:: DATA SUPPLIED ::

****

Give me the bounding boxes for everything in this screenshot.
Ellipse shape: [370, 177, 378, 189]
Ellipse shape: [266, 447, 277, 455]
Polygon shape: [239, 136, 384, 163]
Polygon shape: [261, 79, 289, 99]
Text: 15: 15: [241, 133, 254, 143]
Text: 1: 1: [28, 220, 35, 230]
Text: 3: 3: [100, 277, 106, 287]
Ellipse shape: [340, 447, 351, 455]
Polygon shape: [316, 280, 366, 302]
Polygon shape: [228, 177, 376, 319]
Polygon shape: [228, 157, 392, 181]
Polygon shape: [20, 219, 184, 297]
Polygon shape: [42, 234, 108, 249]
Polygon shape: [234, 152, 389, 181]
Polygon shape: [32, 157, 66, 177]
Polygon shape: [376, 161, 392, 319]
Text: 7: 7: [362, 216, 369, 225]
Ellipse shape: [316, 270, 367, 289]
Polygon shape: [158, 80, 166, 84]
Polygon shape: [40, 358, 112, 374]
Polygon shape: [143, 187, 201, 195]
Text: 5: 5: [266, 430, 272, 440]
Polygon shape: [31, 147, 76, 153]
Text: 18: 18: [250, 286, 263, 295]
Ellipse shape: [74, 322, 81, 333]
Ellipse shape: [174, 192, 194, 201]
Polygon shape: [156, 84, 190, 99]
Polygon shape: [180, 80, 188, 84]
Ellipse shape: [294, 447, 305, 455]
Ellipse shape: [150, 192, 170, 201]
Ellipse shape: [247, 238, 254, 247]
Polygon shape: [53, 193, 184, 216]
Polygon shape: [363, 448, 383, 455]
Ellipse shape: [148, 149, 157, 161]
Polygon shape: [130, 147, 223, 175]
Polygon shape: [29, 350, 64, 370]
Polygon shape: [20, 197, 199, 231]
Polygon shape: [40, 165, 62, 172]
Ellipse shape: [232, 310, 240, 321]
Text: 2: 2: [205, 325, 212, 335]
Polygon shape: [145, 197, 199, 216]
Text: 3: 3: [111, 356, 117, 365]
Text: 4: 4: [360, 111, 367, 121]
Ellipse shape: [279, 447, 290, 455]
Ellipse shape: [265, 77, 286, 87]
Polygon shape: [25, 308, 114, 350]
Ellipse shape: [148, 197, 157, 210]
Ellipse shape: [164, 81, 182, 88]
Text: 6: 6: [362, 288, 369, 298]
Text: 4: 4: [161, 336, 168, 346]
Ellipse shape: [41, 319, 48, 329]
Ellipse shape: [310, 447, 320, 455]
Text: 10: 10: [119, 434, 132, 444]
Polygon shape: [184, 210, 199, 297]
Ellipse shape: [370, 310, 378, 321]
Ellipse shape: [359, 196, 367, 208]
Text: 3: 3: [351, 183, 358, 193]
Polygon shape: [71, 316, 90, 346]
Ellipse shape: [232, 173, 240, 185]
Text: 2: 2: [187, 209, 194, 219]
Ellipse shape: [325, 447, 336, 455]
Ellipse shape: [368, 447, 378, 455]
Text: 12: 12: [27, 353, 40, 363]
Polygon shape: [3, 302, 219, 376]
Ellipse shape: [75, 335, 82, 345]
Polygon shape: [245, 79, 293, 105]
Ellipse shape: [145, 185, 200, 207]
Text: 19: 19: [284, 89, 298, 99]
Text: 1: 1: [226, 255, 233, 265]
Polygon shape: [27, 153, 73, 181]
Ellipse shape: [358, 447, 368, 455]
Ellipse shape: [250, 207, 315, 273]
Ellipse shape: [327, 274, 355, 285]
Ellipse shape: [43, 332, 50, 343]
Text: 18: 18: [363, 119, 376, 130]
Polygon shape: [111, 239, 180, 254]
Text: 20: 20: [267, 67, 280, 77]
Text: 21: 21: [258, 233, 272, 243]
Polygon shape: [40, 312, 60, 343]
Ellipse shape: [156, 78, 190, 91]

****

Please set out the rows as a numbered list, running from the first line through the line holding "Ellipse shape: [174, 192, 194, 201]", both included, with any blank lines left out.

1. Give me the bounding boxes for everything in this screenshot.
2. Ellipse shape: [370, 177, 378, 189]
3. Ellipse shape: [266, 447, 277, 455]
4. Polygon shape: [239, 136, 384, 163]
5. Polygon shape: [261, 79, 289, 99]
6. Text: 15: 15: [241, 133, 254, 143]
7. Text: 1: 1: [28, 220, 35, 230]
8. Text: 3: 3: [100, 277, 106, 287]
9. Ellipse shape: [340, 447, 351, 455]
10. Polygon shape: [316, 280, 366, 302]
11. Polygon shape: [228, 177, 376, 319]
12. Polygon shape: [228, 157, 392, 181]
13. Polygon shape: [20, 219, 184, 297]
14. Polygon shape: [42, 234, 108, 249]
15. Polygon shape: [234, 152, 389, 181]
16. Polygon shape: [32, 157, 66, 177]
17. Polygon shape: [376, 161, 392, 319]
18. Text: 7: 7: [362, 216, 369, 225]
19. Ellipse shape: [316, 270, 367, 289]
20. Polygon shape: [158, 80, 166, 84]
21. Polygon shape: [40, 358, 112, 374]
22. Polygon shape: [143, 187, 201, 195]
23. Text: 5: 5: [266, 430, 272, 440]
24. Polygon shape: [31, 147, 76, 153]
25. Text: 18: 18: [250, 286, 263, 295]
26. Ellipse shape: [74, 322, 81, 333]
27. Ellipse shape: [174, 192, 194, 201]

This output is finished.